• _EXTRACTED RECORDS_
==============================

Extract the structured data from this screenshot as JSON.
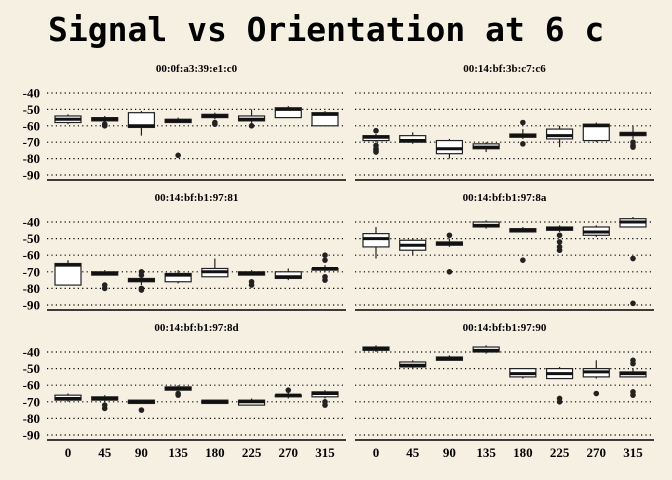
{
  "chart_data": {
    "type": "boxplot",
    "title": "Signal vs Orientation at 6 c",
    "x_ticks": [
      "0",
      "45",
      "90",
      "135",
      "180",
      "225",
      "270",
      "315"
    ],
    "y_ticks": [
      -40,
      -50,
      -60,
      -70,
      -80,
      -90
    ],
    "ylim": [
      -92,
      -37
    ],
    "grid": "horizontal-dotted",
    "panels": [
      {
        "label": "00:0f:a3:39:e1:c0",
        "boxes": [
          {
            "x": "0",
            "min": -59,
            "q1": -58,
            "median": -56,
            "q3": -54,
            "max": -53,
            "outliers": []
          },
          {
            "x": "45",
            "min": -58,
            "q1": -57,
            "median": -56,
            "q3": -55,
            "max": -54,
            "outliers": [
              -59,
              -60
            ]
          },
          {
            "x": "90",
            "min": -66,
            "q1": -61,
            "median": -60,
            "q3": -52,
            "max": -51,
            "outliers": []
          },
          {
            "x": "135",
            "min": -58,
            "q1": -58,
            "median": -57,
            "q3": -56,
            "max": -55,
            "outliers": [
              -78
            ]
          },
          {
            "x": "180",
            "min": -56,
            "q1": -55,
            "median": -54,
            "q3": -53,
            "max": -52,
            "outliers": [
              -58,
              -59
            ]
          },
          {
            "x": "225",
            "min": -61,
            "q1": -57,
            "median": -56,
            "q3": -54,
            "max": -50,
            "outliers": [
              -60
            ]
          },
          {
            "x": "270",
            "min": -55,
            "q1": -55,
            "median": -50,
            "q3": -49,
            "max": -48,
            "outliers": []
          },
          {
            "x": "315",
            "min": -60,
            "q1": -60,
            "median": -53,
            "q3": -52,
            "max": -51,
            "outliers": []
          }
        ]
      },
      {
        "label": "00:14:bf:3b:c7:c6",
        "boxes": [
          {
            "x": "0",
            "min": -70,
            "q1": -69,
            "median": -67,
            "q3": -66,
            "max": -65,
            "outliers": [
              -63,
              -72,
              -74,
              -75,
              -76
            ]
          },
          {
            "x": "45",
            "min": -71,
            "q1": -70,
            "median": -69,
            "q3": -66,
            "max": -64,
            "outliers": []
          },
          {
            "x": "90",
            "min": -80,
            "q1": -77,
            "median": -74,
            "q3": -69,
            "max": -68,
            "outliers": []
          },
          {
            "x": "135",
            "min": -76,
            "q1": -74,
            "median": -73,
            "q3": -71,
            "max": -70,
            "outliers": []
          },
          {
            "x": "180",
            "min": -68,
            "q1": -67,
            "median": -66,
            "q3": -65,
            "max": -62,
            "outliers": [
              -58,
              -71
            ]
          },
          {
            "x": "225",
            "min": -73,
            "q1": -68,
            "median": -66,
            "q3": -62,
            "max": -60,
            "outliers": []
          },
          {
            "x": "270",
            "min": -70,
            "q1": -69,
            "median": -60,
            "q3": -59,
            "max": -58,
            "outliers": []
          },
          {
            "x": "315",
            "min": -68,
            "q1": -66,
            "median": -65,
            "q3": -64,
            "max": -60,
            "outliers": [
              -70,
              -72,
              -73
            ]
          }
        ]
      },
      {
        "label": "00:14:bf:b1:97:81",
        "boxes": [
          {
            "x": "0",
            "min": -78,
            "q1": -78,
            "median": -66,
            "q3": -65,
            "max": -63,
            "outliers": []
          },
          {
            "x": "45",
            "min": -72,
            "q1": -72,
            "median": -71,
            "q3": -70,
            "max": -69,
            "outliers": [
              -78,
              -80
            ]
          },
          {
            "x": "90",
            "min": -78,
            "q1": -76,
            "median": -75,
            "q3": -74,
            "max": -72,
            "outliers": [
              -70,
              -72,
              -80,
              -81
            ]
          },
          {
            "x": "135",
            "min": -77,
            "q1": -76,
            "median": -72,
            "q3": -71,
            "max": -69,
            "outliers": []
          },
          {
            "x": "180",
            "min": -73,
            "q1": -73,
            "median": -70,
            "q3": -68,
            "max": -62,
            "outliers": []
          },
          {
            "x": "225",
            "min": -72,
            "q1": -72,
            "median": -71,
            "q3": -70,
            "max": -69,
            "outliers": [
              -76,
              -78
            ]
          },
          {
            "x": "270",
            "min": -75,
            "q1": -74,
            "median": -73,
            "q3": -70,
            "max": -68,
            "outliers": []
          },
          {
            "x": "315",
            "min": -70,
            "q1": -69,
            "median": -68,
            "q3": -68,
            "max": -66,
            "outliers": [
              -60,
              -63,
              -73,
              -75
            ]
          }
        ]
      },
      {
        "label": "00:14:bf:b1:97:8a",
        "boxes": [
          {
            "x": "0",
            "min": -62,
            "q1": -55,
            "median": -50,
            "q3": -47,
            "max": -43,
            "outliers": []
          },
          {
            "x": "45",
            "min": -60,
            "q1": -57,
            "median": -54,
            "q3": -51,
            "max": -50,
            "outliers": []
          },
          {
            "x": "90",
            "min": -55,
            "q1": -54,
            "median": -53,
            "q3": -52,
            "max": -50,
            "outliers": [
              -48,
              -70
            ]
          },
          {
            "x": "135",
            "min": -44,
            "q1": -43,
            "median": -42,
            "q3": -40,
            "max": -39,
            "outliers": []
          },
          {
            "x": "180",
            "min": -46,
            "q1": -46,
            "median": -45,
            "q3": -44,
            "max": -43,
            "outliers": [
              -63
            ]
          },
          {
            "x": "225",
            "min": -46,
            "q1": -45,
            "median": -44,
            "q3": -43,
            "max": -42,
            "outliers": [
              -48,
              -52,
              -55,
              -57
            ]
          },
          {
            "x": "270",
            "min": -49,
            "q1": -48,
            "median": -46,
            "q3": -43,
            "max": -42,
            "outliers": []
          },
          {
            "x": "315",
            "min": -43,
            "q1": -43,
            "median": -40,
            "q3": -38,
            "max": -37,
            "outliers": [
              -62,
              -89
            ]
          }
        ]
      },
      {
        "label": "00:14:bf:b1:97:8d",
        "boxes": [
          {
            "x": "0",
            "min": -70,
            "q1": -69,
            "median": -68,
            "q3": -66,
            "max": -65,
            "outliers": []
          },
          {
            "x": "45",
            "min": -70,
            "q1": -69,
            "median": -68,
            "q3": -67,
            "max": -66,
            "outliers": [
              -72,
              -74
            ]
          },
          {
            "x": "90",
            "min": -71,
            "q1": -71,
            "median": -70,
            "q3": -69,
            "max": -69,
            "outliers": [
              -75
            ]
          },
          {
            "x": "135",
            "min": -63,
            "q1": -63,
            "median": -62,
            "q3": -61,
            "max": -60,
            "outliers": [
              -65,
              -66
            ]
          },
          {
            "x": "180",
            "min": -71,
            "q1": -71,
            "median": -70,
            "q3": -69,
            "max": -69,
            "outliers": []
          },
          {
            "x": "225",
            "min": -72,
            "q1": -72,
            "median": -70,
            "q3": -69,
            "max": -68,
            "outliers": []
          },
          {
            "x": "270",
            "min": -68,
            "q1": -67,
            "median": -66,
            "q3": -66,
            "max": -62,
            "outliers": [
              -63
            ]
          },
          {
            "x": "315",
            "min": -68,
            "q1": -67,
            "median": -65,
            "q3": -64,
            "max": -63,
            "outliers": [
              -70,
              -72
            ]
          }
        ]
      },
      {
        "label": "00:14:bf:b1:97:90",
        "boxes": [
          {
            "x": "0",
            "min": -40,
            "q1": -39,
            "median": -38,
            "q3": -37,
            "max": -36,
            "outliers": []
          },
          {
            "x": "45",
            "min": -50,
            "q1": -49,
            "median": -48,
            "q3": -46,
            "max": -45,
            "outliers": []
          },
          {
            "x": "90",
            "min": -45,
            "q1": -45,
            "median": -44,
            "q3": -43,
            "max": -42,
            "outliers": []
          },
          {
            "x": "135",
            "min": -41,
            "q1": -40,
            "median": -39,
            "q3": -37,
            "max": -36,
            "outliers": []
          },
          {
            "x": "180",
            "min": -56,
            "q1": -55,
            "median": -53,
            "q3": -50,
            "max": -50,
            "outliers": []
          },
          {
            "x": "225",
            "min": -56,
            "q1": -56,
            "median": -53,
            "q3": -50,
            "max": -49,
            "outliers": [
              -68,
              -70
            ]
          },
          {
            "x": "270",
            "min": -56,
            "q1": -55,
            "median": -52,
            "q3": -50,
            "max": -45,
            "outliers": [
              -65
            ]
          },
          {
            "x": "315",
            "min": -55,
            "q1": -55,
            "median": -53,
            "q3": -52,
            "max": -50,
            "outliers": [
              -45,
              -47,
              -64,
              -66
            ]
          }
        ]
      }
    ]
  }
}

==============================

• _WRITTEN EXERCISE_
Go through the material and copy out every line with "label" in it.

• _RESULT BELOW_
        "label": "00:0f:a3:39:e1:c0",
        "label": "00:14:bf:3b:c7:c6",
        "label": "00:14:bf:b1:97:81",
        "label": "00:14:bf:b1:97:8a",
        "label": "00:14:bf:b1:97:8d",
        "label": "00:14:bf:b1:97:90",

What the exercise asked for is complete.